┌─ Records for this exercise
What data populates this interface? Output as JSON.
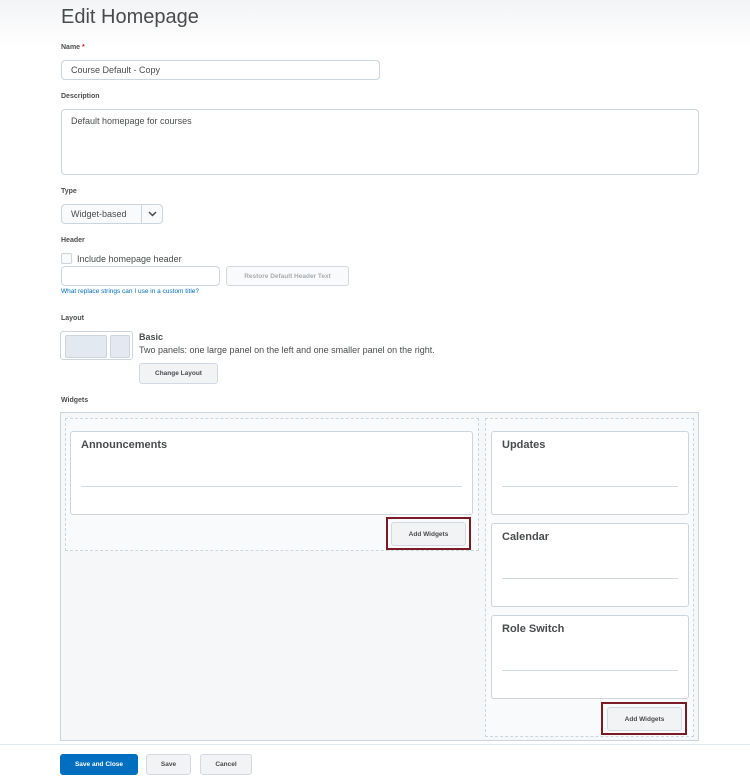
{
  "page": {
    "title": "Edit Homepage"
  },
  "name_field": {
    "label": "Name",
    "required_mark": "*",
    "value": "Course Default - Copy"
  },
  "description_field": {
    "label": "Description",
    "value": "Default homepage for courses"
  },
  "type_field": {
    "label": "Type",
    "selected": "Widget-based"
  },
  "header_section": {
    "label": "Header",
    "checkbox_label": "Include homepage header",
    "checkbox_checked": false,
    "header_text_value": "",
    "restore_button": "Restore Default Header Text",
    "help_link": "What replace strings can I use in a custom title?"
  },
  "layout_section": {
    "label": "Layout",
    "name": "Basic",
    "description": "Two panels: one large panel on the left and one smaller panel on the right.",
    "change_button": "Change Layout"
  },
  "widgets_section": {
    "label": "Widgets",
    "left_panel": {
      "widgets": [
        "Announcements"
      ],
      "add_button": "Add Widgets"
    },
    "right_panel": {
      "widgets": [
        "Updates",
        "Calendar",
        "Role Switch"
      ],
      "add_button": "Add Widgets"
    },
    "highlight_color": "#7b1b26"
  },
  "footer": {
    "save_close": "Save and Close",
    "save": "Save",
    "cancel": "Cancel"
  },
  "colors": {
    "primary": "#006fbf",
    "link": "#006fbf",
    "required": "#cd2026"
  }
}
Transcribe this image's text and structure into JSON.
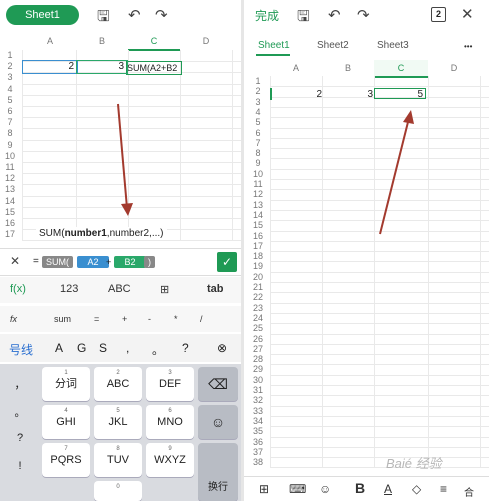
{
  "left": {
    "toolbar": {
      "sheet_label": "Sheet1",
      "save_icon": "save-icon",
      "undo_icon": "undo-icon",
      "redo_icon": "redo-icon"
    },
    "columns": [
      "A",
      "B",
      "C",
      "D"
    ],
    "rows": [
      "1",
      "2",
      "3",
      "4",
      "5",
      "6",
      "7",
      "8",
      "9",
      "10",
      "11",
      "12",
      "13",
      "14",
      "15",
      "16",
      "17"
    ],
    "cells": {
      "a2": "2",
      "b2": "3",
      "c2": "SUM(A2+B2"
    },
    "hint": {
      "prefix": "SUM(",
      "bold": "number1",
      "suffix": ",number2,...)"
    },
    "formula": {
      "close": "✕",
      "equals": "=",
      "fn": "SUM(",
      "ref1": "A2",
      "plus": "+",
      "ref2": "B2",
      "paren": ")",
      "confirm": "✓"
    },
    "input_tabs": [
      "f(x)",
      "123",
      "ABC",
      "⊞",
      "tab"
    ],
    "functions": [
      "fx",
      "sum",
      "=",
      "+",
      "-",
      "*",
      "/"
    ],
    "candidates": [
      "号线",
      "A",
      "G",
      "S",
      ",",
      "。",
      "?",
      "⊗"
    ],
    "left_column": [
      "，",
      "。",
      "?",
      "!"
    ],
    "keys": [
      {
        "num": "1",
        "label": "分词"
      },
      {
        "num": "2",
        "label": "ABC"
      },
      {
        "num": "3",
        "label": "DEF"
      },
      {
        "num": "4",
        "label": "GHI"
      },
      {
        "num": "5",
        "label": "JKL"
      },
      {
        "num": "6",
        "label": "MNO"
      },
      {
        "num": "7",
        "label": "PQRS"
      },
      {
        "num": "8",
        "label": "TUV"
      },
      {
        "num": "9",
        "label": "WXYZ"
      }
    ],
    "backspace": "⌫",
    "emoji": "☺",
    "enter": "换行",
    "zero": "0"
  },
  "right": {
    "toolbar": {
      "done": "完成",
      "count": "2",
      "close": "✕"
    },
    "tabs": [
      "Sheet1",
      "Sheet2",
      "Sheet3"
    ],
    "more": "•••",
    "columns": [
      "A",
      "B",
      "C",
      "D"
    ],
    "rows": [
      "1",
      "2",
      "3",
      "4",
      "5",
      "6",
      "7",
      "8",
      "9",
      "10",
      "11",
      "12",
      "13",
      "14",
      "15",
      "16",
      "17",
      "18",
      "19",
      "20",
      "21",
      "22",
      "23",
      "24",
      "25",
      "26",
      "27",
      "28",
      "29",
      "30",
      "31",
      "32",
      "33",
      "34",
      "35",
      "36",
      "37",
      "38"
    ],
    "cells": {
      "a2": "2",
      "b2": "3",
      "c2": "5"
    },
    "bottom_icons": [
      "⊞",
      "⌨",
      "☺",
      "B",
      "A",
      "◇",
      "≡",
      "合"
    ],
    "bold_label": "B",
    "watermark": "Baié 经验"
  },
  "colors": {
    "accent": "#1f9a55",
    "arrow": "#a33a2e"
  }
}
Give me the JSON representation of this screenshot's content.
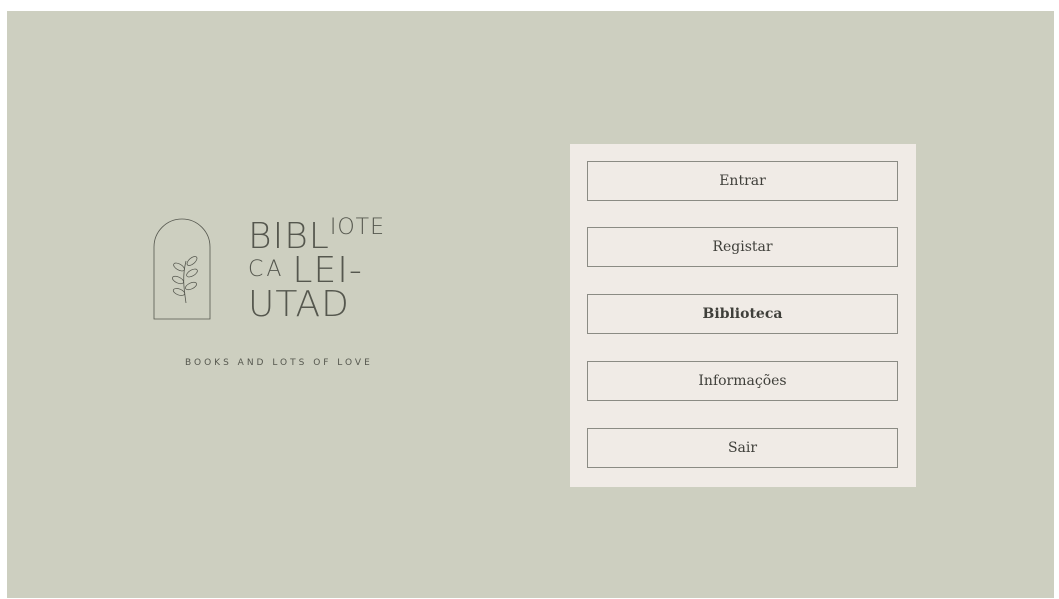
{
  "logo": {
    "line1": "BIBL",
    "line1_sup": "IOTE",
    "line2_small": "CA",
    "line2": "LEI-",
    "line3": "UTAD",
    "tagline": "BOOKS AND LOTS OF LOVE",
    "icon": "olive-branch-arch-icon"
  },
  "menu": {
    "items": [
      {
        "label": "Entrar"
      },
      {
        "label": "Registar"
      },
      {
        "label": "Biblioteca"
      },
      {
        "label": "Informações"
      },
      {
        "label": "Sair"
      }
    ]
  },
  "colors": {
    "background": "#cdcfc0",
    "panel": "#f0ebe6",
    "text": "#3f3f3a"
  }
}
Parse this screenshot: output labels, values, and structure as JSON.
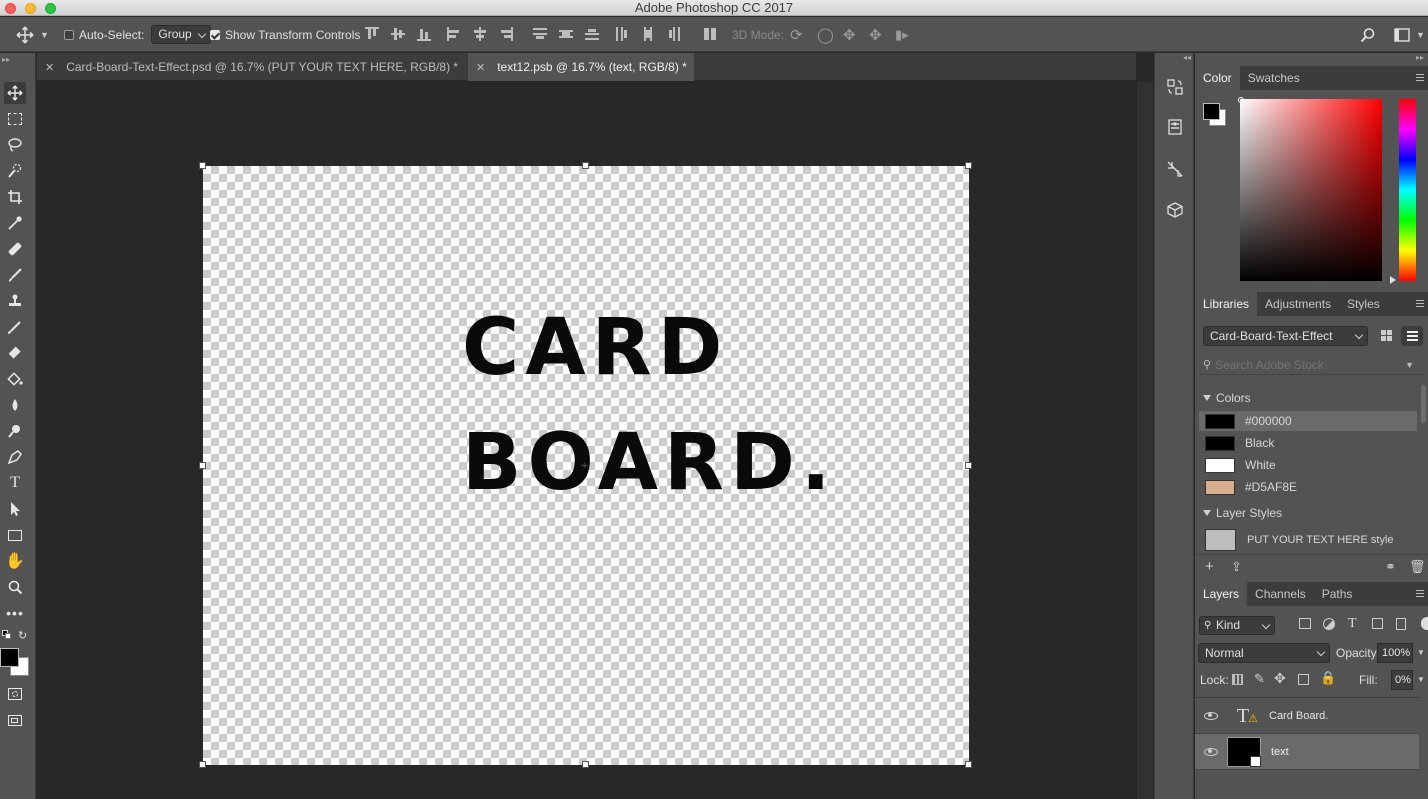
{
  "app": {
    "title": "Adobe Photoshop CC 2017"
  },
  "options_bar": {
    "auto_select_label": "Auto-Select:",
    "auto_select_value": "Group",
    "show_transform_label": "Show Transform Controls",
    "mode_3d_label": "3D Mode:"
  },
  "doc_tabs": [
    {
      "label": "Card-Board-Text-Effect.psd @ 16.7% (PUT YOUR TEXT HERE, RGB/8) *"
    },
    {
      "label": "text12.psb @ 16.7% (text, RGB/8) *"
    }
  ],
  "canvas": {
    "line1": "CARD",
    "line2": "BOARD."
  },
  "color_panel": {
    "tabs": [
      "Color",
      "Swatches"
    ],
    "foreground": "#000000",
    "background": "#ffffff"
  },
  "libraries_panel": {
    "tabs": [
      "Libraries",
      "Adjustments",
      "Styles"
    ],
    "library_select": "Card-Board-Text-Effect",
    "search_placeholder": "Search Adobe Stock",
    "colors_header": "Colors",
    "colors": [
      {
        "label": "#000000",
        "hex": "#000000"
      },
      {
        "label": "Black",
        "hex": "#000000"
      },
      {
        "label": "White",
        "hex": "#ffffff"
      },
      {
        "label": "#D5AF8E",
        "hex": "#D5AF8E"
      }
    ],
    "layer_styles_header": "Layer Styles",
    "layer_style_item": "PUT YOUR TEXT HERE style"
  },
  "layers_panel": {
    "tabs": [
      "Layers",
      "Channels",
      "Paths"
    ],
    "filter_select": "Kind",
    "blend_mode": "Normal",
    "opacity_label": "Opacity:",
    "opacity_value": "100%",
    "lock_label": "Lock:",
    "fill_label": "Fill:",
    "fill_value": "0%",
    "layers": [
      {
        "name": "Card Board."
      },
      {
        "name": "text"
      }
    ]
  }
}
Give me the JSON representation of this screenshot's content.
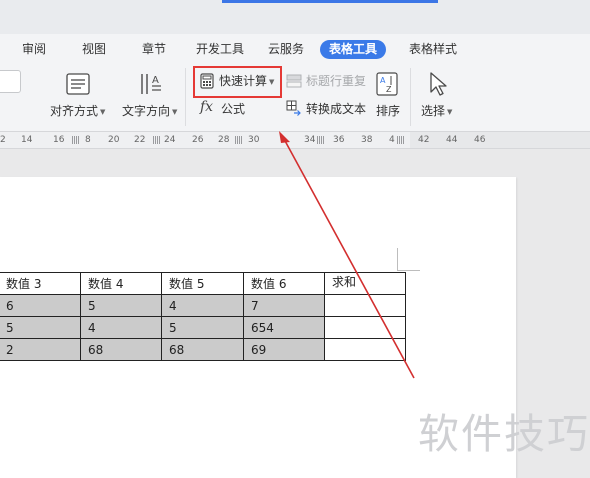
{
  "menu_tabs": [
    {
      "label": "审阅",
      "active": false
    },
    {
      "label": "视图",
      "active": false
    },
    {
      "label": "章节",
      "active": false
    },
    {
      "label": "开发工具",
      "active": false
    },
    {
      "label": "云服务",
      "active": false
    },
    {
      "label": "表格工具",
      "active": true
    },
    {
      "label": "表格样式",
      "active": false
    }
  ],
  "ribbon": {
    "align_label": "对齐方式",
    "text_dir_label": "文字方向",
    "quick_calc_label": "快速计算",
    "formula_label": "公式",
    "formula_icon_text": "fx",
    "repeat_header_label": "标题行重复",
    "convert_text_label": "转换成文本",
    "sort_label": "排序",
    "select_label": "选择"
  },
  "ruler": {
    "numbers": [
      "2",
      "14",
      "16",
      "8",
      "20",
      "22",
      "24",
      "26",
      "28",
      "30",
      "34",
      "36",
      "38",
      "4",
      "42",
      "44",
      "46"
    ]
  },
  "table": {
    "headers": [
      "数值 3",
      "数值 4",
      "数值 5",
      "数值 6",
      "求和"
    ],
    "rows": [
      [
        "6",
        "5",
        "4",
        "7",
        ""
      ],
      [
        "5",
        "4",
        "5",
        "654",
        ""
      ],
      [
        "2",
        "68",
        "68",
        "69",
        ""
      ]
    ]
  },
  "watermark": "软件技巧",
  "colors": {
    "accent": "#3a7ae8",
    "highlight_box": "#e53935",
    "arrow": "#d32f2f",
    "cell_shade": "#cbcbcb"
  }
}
└─
◆ Written problem:
From the entries above, copy out every line where the string "What" appears.

◆ Output for this exercise:
What data populates this interface? Output as JSON.
    "help_link": "What replace strings can I use in a custom title?"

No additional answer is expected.